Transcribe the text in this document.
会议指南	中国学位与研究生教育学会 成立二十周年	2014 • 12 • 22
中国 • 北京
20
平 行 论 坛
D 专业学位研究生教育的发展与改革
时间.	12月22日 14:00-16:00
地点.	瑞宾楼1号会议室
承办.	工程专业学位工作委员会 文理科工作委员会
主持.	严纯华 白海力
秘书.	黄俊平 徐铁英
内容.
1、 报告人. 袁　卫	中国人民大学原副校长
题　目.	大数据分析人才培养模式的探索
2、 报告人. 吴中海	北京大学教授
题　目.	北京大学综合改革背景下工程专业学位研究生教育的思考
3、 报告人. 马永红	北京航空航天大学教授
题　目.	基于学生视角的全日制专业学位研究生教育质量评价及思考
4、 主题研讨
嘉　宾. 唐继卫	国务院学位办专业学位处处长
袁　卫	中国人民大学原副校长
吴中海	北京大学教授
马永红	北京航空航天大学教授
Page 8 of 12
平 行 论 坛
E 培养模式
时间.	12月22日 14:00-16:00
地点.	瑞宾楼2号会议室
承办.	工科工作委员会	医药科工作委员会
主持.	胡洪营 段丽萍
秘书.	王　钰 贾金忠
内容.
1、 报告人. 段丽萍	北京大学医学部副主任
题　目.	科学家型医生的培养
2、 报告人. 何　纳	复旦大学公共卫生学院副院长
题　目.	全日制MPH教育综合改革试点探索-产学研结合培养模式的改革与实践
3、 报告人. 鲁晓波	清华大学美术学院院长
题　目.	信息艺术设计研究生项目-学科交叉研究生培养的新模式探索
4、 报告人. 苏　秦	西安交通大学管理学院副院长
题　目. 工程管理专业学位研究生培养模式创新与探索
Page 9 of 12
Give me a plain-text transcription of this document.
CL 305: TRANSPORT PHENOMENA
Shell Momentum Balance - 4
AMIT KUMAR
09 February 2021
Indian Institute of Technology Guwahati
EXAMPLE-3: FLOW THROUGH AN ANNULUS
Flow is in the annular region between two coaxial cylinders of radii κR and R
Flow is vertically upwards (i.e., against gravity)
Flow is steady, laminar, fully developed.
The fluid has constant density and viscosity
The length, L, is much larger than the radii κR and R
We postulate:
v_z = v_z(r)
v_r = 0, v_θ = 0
_ _ _ _
Written request>
Print the records once more, exactly as they were given.

The reply>
Transcribe the text in this document.
会议指南	中国学位与研究生教育学会 成立二十周年	2014 • 12 • 22
中国 • 北京
20
平 行 论 坛
D 专业学位研究生教育的发展与改革
时间.	12月22日 14:00-16:00
地点.	瑞宾楼1号会议室
承办.	工程专业学位工作委员会 文理科工作委员会
主持.	严纯华 白海力
秘书.	黄俊平 徐铁英
内容.
1、 报告人. 袁　卫	中国人民大学原副校长
题　目.	大数据分析人才培养模式的探索
2、 报告人. 吴中海	北京大学教授
题　目.	北京大学综合改革背景下工程专业学位研究生教育的思考
3、 报告人. 马永红	北京航空航天大学教授
题　目.	基于学生视角的全日制专业学位研究生教育质量评价及思考
4、 主题研讨
嘉　宾. 唐继卫	国务院学位办专业学位处处长
袁　卫	中国人民大学原副校长
吴中海	北京大学教授
马永红	北京航空航天大学教授
Page 8 of 12
平 行 论 坛
E 培养模式
时间.	12月22日 14:00-16:00
地点.	瑞宾楼2号会议室
承办.	工科工作委员会	医药科工作委员会
主持.	胡洪营 段丽萍
秘书.	王　钰 贾金忠
内容.
1、 报告人. 段丽萍	北京大学医学部副主任
题　目.	科学家型医生的培养
2、 报告人. 何　纳	复旦大学公共卫生学院副院长
题　目.	全日制MPH教育综合改革试点探索-产学研结合培养模式的改革与实践
3、 报告人. 鲁晓波	清华大学美术学院院长
题　目.	信息艺术设计研究生项目-学科交叉研究生培养的新模式探索
4、 报告人. 苏　秦	西安交通大学管理学院副院长
题　目. 工程管理专业学位研究生培养模式创新与探索
Page 9 of 12
Give me a plain-text transcription of this document.
CL 305: TRANSPORT PHENOMENA
Shell Momentum Balance - 4
AMIT KUMAR
09 February 2021
Indian Institute of Technology Guwahati
EXAMPLE-3: FLOW THROUGH AN ANNULUS
Flow is in the annular region between two coaxial cylinders of radii κR and R
Flow is vertically upwards (i.e., against gravity)
Flow is steady, laminar, fully developed.
The fluid has constant density and viscosity
The length, L, is much larger than the radii κR and R
We postulate:
v_z = v_z(r)
v_r = 0, v_θ = 0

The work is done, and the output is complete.